— Written instruction —
How many lines of these entries include the string "névroses"? State the number alone.

Extracted records
************

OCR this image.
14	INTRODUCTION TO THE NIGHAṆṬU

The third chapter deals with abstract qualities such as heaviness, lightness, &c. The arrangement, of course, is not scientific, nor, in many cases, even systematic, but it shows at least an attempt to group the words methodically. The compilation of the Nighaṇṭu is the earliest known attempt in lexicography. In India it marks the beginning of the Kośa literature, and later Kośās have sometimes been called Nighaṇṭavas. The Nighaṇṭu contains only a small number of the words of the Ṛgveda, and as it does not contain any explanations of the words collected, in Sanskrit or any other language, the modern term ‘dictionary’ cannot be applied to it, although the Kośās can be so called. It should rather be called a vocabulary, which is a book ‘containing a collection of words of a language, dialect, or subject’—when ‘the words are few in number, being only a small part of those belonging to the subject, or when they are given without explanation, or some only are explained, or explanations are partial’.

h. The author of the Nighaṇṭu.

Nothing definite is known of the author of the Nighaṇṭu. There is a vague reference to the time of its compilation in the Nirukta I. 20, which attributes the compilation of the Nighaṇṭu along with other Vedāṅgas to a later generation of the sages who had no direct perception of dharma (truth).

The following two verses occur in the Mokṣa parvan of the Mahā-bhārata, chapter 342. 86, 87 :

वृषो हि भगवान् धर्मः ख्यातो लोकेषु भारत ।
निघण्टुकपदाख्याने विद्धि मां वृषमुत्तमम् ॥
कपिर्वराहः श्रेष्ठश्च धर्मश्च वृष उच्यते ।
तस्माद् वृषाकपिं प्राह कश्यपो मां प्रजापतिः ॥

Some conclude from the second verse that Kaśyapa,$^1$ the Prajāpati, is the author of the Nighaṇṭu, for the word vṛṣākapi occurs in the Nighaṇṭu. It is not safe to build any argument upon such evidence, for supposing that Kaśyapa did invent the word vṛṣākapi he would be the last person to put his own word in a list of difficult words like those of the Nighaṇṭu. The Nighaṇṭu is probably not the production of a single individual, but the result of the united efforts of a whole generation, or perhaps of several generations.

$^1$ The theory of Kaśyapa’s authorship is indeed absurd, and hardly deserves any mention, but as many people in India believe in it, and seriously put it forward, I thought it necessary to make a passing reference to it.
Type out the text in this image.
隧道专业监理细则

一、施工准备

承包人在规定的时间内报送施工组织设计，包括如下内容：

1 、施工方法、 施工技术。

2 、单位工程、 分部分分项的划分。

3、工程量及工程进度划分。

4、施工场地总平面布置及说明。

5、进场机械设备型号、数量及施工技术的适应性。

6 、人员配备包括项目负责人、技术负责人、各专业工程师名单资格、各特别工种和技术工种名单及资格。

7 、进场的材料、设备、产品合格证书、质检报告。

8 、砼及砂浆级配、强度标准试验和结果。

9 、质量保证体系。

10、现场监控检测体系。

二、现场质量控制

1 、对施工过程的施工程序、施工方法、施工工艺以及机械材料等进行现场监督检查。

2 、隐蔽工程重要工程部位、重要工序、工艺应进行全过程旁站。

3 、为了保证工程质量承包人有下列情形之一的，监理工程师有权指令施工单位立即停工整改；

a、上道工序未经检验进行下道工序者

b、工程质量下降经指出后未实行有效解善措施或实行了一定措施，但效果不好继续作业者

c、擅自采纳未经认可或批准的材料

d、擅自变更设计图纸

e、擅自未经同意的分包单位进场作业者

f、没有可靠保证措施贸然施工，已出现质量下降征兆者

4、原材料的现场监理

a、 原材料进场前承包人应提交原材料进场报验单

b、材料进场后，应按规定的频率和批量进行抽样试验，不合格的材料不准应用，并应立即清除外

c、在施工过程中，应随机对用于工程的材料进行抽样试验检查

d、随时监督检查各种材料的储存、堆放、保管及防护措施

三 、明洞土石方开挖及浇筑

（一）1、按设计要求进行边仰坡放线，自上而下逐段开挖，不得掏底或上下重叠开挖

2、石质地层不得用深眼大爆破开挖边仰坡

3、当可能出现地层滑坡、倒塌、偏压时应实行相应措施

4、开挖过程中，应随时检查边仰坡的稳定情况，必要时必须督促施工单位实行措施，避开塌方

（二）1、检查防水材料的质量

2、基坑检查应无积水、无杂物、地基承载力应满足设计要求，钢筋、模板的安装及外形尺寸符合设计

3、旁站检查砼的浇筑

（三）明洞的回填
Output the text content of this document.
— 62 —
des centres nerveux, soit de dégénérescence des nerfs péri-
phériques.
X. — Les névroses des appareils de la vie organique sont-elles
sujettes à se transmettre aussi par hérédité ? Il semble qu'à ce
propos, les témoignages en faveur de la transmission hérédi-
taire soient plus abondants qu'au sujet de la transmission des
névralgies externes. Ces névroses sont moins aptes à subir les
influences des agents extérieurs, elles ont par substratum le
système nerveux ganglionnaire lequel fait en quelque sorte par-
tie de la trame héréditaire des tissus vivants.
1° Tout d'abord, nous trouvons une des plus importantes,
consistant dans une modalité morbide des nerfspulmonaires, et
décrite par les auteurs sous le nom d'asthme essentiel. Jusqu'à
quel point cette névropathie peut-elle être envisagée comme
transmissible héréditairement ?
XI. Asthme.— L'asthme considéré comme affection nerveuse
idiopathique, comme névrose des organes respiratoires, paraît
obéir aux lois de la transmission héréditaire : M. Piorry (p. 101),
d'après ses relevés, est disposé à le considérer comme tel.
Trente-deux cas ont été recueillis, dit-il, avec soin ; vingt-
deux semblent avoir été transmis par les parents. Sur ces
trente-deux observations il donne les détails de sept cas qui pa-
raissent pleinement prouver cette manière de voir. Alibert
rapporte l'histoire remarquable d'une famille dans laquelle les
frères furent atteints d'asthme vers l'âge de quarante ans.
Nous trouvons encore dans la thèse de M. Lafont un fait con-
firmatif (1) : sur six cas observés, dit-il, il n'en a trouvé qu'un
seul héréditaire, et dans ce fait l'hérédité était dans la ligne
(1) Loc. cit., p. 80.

************

— Result of the task —
2